>>>>>
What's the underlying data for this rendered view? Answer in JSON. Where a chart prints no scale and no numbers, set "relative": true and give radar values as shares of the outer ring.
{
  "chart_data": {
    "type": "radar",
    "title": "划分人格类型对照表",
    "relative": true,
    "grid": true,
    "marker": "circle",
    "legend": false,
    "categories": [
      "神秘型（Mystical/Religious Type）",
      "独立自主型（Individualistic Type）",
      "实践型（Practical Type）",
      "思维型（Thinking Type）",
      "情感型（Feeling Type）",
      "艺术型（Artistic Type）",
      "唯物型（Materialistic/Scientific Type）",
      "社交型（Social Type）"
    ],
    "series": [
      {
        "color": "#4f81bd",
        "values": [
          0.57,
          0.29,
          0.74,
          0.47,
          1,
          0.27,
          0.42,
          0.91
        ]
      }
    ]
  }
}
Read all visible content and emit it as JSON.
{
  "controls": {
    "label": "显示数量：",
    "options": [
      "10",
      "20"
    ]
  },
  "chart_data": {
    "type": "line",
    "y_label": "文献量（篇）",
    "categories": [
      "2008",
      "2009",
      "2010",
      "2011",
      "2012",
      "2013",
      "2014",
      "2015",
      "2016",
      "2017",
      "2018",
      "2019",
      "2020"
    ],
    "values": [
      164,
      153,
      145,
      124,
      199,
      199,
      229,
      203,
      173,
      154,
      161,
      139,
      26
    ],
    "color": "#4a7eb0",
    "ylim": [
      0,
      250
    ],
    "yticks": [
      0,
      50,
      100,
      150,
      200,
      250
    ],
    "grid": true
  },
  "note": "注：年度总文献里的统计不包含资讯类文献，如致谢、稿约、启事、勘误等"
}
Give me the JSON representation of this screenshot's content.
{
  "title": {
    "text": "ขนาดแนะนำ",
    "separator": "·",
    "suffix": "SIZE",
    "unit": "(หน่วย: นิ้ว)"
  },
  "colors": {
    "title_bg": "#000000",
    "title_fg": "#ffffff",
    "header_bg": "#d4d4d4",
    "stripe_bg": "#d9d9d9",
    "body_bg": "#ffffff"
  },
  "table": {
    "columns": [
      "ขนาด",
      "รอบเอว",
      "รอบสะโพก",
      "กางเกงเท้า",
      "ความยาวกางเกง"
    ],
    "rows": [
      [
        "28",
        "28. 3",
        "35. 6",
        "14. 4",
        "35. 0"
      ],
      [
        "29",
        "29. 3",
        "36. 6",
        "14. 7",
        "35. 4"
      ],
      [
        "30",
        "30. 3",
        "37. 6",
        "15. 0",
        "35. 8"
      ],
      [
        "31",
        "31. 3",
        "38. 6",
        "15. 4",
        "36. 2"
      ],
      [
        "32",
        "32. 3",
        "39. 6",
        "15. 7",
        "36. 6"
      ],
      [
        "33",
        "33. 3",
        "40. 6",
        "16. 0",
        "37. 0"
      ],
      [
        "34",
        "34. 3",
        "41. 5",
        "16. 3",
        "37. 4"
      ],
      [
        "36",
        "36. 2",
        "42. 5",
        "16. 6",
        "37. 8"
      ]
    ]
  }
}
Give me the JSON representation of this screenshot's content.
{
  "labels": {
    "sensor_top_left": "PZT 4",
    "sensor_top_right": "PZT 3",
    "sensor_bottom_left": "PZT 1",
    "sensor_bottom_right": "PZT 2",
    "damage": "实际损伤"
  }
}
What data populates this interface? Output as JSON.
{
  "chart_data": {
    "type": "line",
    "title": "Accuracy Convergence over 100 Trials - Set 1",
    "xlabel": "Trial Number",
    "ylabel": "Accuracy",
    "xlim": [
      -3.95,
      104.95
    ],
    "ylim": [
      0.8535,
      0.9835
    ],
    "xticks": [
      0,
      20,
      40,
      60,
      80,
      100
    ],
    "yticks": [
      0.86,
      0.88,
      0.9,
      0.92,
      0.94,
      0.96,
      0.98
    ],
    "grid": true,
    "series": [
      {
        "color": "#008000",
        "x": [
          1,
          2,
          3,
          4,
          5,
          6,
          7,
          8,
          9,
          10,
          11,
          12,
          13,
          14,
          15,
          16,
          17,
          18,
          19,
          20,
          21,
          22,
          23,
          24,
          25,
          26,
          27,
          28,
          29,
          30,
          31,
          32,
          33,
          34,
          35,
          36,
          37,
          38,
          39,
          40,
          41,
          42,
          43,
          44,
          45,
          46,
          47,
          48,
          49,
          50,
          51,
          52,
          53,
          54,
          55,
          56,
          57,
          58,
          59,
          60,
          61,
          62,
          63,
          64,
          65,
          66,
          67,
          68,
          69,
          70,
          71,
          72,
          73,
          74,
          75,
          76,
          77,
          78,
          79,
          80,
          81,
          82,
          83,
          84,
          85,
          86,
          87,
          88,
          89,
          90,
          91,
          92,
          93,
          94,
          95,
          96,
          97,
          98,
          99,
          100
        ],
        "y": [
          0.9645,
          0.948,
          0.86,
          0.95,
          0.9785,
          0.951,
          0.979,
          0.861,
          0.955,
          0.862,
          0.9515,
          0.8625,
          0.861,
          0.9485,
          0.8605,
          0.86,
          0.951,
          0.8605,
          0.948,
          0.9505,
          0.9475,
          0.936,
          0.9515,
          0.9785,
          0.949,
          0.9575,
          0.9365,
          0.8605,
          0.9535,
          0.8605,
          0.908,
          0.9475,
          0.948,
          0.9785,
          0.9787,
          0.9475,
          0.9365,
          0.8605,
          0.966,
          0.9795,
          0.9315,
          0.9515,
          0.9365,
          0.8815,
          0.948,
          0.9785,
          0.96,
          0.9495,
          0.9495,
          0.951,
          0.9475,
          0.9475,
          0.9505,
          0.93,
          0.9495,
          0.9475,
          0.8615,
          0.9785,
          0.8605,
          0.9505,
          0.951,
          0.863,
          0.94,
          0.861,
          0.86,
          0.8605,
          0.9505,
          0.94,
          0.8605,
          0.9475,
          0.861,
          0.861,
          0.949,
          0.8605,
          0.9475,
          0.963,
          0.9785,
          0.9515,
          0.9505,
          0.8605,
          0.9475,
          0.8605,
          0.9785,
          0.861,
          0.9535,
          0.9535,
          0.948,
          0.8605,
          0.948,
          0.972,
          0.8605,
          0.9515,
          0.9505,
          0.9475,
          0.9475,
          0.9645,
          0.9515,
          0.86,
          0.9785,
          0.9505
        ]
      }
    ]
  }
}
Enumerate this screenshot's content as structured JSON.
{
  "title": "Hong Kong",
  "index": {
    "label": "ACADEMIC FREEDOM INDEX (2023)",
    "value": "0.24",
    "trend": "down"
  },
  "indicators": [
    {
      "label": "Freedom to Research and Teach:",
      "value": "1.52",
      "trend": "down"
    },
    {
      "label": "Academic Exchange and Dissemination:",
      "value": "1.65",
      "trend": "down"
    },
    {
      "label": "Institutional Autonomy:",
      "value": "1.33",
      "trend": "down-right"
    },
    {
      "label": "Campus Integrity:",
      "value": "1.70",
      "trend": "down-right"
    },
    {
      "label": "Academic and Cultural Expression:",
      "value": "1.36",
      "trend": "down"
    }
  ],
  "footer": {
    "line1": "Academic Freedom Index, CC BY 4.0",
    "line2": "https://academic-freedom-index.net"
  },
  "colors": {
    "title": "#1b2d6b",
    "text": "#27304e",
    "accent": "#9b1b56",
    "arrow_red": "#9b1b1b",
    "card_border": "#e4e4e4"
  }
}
<<<<<
*Goal*. Tell how many lines above contain the word "JSON". Give the number alone.

*Solution below*. 6